Identify each line in the records below that contains the word "Dirty", and copy it.

(Stored data entries)
..........
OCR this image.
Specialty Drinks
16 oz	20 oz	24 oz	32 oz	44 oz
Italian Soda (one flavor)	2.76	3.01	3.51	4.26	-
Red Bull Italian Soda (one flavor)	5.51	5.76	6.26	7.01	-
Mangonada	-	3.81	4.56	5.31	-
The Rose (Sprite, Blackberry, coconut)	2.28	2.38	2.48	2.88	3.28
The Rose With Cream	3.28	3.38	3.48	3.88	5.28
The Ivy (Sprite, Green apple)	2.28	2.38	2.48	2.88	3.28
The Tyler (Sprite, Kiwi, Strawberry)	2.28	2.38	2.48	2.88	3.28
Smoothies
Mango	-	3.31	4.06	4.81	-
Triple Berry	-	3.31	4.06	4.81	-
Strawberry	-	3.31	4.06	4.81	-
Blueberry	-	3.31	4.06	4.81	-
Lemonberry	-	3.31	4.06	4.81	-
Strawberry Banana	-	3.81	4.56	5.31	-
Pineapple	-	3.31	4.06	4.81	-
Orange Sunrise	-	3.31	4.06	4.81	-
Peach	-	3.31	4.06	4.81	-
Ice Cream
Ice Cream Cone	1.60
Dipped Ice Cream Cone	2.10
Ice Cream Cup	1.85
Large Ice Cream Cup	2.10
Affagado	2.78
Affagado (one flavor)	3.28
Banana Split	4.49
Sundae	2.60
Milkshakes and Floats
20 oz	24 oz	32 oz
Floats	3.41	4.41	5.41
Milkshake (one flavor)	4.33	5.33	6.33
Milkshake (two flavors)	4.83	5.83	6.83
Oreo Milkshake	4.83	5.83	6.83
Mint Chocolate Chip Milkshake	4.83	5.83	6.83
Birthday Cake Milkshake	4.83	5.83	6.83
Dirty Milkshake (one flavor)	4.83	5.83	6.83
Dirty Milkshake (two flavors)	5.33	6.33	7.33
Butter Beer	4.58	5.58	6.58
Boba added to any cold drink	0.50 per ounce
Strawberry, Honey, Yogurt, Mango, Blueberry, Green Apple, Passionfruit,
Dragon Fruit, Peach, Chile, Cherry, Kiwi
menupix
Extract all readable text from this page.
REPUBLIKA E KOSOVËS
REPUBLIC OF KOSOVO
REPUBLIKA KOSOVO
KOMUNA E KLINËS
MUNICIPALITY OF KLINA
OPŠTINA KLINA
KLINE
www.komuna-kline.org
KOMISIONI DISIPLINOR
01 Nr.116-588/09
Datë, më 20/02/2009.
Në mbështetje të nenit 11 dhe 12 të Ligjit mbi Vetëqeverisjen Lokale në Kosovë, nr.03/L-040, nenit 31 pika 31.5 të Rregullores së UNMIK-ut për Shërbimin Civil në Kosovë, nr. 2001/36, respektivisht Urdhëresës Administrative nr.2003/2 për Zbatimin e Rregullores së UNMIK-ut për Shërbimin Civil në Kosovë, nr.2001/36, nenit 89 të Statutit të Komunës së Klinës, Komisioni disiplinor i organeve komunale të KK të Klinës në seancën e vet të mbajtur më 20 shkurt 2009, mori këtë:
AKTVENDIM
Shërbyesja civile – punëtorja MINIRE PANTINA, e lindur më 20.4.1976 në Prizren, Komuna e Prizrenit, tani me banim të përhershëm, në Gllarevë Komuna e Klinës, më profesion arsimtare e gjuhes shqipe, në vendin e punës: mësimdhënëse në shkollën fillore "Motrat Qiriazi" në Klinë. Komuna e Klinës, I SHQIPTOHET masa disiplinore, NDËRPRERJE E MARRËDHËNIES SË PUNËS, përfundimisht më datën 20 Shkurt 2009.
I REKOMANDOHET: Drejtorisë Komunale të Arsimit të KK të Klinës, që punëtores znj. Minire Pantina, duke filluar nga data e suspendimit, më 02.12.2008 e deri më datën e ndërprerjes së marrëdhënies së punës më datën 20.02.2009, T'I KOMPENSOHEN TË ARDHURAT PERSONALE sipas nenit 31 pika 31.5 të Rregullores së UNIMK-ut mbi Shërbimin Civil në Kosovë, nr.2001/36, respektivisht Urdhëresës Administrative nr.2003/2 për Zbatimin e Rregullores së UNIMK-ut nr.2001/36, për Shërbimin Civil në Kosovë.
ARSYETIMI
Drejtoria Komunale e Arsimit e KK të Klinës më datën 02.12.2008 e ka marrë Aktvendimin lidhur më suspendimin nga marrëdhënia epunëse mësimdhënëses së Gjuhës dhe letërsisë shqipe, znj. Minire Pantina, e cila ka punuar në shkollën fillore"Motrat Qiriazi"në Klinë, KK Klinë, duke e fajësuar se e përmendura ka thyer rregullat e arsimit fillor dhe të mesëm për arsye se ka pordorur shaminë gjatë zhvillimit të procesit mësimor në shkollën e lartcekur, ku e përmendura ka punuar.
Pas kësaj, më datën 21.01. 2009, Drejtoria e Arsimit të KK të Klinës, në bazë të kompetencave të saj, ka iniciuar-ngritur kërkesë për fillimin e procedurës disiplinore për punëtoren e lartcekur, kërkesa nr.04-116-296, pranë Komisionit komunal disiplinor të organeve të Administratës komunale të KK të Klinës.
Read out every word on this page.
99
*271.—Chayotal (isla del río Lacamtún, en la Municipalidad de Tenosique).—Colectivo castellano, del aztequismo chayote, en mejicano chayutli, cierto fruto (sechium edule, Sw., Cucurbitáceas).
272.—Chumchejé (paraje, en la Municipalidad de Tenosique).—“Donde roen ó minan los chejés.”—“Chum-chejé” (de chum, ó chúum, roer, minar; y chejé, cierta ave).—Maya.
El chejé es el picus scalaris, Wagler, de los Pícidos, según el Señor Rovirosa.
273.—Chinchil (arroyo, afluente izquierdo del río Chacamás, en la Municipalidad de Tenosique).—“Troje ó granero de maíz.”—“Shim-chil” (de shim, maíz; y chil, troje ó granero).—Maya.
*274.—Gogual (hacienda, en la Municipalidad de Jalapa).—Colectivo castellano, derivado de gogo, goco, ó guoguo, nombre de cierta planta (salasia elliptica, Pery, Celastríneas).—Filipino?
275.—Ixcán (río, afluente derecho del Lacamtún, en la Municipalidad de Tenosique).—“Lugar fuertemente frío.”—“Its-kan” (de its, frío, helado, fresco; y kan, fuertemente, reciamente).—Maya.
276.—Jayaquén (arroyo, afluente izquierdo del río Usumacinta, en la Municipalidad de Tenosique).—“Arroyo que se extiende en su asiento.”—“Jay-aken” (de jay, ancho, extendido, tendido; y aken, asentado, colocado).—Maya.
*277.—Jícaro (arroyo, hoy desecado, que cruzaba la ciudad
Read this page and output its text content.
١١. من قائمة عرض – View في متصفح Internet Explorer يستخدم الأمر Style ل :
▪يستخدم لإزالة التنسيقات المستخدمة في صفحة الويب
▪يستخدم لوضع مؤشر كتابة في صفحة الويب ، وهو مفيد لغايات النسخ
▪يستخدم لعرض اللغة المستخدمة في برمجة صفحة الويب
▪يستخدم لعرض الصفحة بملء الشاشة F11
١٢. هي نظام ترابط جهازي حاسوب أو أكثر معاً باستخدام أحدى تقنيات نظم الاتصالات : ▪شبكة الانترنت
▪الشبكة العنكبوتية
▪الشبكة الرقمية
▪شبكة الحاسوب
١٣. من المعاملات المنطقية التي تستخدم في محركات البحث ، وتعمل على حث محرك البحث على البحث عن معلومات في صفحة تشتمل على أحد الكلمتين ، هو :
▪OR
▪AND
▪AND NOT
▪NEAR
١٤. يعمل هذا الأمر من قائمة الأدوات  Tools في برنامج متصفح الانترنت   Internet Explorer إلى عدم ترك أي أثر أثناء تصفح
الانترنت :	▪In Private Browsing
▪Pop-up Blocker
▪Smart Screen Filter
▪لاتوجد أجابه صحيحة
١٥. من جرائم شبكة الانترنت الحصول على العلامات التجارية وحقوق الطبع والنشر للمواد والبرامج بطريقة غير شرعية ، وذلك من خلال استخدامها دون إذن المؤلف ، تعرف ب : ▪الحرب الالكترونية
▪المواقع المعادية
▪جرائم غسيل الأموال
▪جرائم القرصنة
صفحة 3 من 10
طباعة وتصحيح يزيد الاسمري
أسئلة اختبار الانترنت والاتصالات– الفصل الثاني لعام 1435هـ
..........
ANSWER BELOW »
Dirty Milkshake (one flavor)	4.83	5.83	6.83
Dirty Milkshake (two flavors)	5.33	6.33	7.33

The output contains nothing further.